::: RECORDS SHOWN :::
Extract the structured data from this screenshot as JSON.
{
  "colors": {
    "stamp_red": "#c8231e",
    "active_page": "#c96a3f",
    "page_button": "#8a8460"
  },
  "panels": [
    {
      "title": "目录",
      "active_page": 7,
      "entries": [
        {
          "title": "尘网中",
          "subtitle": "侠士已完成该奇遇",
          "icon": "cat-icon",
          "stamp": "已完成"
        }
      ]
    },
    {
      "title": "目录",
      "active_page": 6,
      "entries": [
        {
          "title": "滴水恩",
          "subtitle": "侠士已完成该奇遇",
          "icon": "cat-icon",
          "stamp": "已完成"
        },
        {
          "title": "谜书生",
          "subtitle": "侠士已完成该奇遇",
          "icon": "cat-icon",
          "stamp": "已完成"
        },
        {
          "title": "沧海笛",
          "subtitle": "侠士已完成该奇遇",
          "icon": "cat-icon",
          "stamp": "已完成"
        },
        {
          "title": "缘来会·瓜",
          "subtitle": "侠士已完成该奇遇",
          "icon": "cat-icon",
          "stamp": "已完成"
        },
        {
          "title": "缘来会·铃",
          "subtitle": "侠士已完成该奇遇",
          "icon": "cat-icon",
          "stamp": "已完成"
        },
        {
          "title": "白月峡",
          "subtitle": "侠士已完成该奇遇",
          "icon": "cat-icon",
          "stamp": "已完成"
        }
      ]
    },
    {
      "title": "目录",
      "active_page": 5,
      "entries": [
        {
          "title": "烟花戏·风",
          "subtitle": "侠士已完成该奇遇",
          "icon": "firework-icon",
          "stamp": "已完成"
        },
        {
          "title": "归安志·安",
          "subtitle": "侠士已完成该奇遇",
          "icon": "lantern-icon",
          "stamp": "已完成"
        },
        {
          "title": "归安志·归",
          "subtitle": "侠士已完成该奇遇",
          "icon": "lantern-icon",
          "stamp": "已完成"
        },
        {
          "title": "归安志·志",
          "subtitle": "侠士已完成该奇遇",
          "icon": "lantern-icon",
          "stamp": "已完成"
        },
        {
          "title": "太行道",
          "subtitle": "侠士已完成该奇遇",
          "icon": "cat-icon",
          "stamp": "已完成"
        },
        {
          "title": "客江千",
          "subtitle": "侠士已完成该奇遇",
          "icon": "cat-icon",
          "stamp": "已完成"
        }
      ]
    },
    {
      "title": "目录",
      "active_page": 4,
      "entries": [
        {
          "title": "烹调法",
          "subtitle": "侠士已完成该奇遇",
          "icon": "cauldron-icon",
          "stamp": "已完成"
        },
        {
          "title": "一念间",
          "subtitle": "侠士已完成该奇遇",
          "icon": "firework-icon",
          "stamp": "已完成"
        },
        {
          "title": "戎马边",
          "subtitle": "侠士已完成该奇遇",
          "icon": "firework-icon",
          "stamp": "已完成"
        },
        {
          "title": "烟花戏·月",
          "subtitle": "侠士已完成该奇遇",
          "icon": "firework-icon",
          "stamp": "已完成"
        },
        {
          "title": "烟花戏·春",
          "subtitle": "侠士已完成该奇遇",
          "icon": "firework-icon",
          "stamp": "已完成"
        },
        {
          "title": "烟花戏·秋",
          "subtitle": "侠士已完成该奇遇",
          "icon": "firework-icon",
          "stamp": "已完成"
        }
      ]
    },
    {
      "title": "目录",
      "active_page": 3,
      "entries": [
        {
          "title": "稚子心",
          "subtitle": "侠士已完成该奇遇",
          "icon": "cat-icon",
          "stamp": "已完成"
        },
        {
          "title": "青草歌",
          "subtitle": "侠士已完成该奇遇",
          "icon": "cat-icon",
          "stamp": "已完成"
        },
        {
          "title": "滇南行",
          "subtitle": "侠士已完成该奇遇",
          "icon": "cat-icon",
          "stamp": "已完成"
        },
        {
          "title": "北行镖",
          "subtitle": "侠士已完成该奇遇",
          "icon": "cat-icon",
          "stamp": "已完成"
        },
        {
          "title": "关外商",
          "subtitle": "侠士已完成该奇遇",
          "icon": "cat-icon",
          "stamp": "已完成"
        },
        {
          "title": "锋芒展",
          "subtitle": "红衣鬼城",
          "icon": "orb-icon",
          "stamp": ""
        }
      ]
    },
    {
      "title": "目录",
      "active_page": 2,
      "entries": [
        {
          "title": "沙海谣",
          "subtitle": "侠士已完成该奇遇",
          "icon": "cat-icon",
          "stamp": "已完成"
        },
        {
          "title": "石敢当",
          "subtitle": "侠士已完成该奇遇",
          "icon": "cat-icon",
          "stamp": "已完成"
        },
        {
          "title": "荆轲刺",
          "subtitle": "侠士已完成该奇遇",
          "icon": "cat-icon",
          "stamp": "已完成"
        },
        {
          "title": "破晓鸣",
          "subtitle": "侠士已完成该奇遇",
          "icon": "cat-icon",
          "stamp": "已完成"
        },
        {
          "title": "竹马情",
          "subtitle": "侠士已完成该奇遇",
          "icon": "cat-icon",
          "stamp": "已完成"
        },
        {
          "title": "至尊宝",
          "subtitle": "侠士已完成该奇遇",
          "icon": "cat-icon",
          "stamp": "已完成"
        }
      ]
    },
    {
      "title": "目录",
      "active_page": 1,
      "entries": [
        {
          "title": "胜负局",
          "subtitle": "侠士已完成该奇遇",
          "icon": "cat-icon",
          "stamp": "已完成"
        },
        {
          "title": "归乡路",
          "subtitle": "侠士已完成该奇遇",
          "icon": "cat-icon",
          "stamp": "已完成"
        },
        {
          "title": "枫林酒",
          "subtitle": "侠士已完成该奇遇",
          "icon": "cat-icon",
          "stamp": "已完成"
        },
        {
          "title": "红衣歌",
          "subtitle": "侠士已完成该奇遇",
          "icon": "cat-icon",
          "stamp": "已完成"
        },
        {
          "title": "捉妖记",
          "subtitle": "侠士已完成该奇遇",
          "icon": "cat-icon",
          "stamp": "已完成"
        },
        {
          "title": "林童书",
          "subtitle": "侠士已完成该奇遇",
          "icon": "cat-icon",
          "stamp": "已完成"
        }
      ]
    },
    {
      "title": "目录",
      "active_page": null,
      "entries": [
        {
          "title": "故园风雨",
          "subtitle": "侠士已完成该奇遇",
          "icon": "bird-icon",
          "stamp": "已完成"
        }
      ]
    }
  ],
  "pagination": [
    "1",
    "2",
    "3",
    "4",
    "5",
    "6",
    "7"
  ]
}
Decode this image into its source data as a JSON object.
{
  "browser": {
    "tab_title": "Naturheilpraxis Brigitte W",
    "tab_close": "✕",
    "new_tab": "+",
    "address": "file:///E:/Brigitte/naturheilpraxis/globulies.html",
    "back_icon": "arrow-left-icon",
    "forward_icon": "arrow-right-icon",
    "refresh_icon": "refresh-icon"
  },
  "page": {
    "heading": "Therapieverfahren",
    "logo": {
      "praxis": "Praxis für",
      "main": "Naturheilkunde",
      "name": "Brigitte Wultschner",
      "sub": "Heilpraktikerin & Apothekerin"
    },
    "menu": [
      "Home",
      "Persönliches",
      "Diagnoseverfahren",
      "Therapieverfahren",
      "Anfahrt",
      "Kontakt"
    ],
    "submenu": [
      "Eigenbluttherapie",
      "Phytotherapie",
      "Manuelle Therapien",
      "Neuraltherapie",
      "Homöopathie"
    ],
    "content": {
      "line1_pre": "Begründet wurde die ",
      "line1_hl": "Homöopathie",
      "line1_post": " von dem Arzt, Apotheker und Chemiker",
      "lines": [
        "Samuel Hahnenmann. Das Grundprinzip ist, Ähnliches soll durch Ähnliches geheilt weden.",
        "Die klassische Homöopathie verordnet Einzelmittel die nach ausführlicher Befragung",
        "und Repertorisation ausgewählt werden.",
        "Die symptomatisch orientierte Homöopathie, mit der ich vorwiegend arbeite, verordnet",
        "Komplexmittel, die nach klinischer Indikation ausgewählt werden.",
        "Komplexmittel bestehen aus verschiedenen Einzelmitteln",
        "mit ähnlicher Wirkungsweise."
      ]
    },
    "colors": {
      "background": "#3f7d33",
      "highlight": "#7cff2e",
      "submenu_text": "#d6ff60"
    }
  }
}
:::
- **WHAT IS REQUIRED**:
Copy every line in the entries above that has the string "data" in it.

- **FINISHED EXERCISE**:
Extract the structured data from this screenshot as JSON.
Decode this image into its source data as a JSON object.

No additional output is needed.